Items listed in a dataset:
::::
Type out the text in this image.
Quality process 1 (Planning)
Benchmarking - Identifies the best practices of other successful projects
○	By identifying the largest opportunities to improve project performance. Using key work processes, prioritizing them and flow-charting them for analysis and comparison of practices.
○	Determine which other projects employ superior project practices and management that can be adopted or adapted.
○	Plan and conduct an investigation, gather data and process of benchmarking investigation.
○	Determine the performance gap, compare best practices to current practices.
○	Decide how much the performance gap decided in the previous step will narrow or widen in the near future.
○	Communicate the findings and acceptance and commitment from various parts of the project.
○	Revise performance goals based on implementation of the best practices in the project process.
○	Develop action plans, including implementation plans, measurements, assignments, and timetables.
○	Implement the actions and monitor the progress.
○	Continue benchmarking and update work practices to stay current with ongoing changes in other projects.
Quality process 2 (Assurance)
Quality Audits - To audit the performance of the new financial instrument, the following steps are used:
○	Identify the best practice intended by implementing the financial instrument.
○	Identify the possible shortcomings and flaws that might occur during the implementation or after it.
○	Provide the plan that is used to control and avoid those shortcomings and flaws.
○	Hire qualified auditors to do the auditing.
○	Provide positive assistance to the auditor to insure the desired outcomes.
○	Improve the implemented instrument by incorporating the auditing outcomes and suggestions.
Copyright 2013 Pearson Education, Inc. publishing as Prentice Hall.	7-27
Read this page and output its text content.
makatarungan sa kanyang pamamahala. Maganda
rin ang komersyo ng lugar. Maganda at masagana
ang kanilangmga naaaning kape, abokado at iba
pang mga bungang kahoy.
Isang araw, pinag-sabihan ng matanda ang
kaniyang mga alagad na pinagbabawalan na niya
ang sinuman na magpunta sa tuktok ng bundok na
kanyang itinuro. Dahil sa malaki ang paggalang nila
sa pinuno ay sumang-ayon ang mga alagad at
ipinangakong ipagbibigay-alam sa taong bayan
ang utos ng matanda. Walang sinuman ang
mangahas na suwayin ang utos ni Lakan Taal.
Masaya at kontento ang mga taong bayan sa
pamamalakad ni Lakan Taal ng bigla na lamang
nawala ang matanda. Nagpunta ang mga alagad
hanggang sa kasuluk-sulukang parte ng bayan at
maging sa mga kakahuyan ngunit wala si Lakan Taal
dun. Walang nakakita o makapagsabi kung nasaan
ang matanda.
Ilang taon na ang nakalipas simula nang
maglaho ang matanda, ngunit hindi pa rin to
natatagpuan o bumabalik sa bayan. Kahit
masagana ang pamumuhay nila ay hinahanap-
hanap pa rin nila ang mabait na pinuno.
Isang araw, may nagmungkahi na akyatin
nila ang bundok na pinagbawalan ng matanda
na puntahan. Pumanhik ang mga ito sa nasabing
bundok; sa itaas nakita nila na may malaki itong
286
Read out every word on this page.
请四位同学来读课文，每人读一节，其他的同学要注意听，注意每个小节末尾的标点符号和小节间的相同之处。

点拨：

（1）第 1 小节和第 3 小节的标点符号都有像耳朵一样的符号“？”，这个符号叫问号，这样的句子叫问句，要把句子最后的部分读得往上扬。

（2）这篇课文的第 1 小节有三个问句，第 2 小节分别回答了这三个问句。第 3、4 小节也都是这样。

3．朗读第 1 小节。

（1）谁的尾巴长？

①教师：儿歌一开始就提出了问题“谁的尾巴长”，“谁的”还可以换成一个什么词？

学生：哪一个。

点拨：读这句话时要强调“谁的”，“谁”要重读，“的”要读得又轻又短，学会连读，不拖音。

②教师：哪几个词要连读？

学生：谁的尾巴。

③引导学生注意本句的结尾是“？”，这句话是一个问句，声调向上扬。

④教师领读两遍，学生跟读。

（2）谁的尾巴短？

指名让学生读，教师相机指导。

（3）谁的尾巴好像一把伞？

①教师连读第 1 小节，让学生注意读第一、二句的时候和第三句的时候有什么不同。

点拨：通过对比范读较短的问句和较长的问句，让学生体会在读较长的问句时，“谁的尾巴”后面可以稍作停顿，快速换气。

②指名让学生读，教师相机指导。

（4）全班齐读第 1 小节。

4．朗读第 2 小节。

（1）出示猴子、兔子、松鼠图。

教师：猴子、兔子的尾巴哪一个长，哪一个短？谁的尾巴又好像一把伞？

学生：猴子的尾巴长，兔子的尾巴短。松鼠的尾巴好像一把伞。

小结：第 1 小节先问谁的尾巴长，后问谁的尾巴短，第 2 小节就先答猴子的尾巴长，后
::::
| Required task |
Search the listing for the word "araw". Copy every line in which it occurs.

| Solution for this task |
Isang araw, pinag-sabihan ng matanda ang
Isang araw, may nagmungkahi na akyatin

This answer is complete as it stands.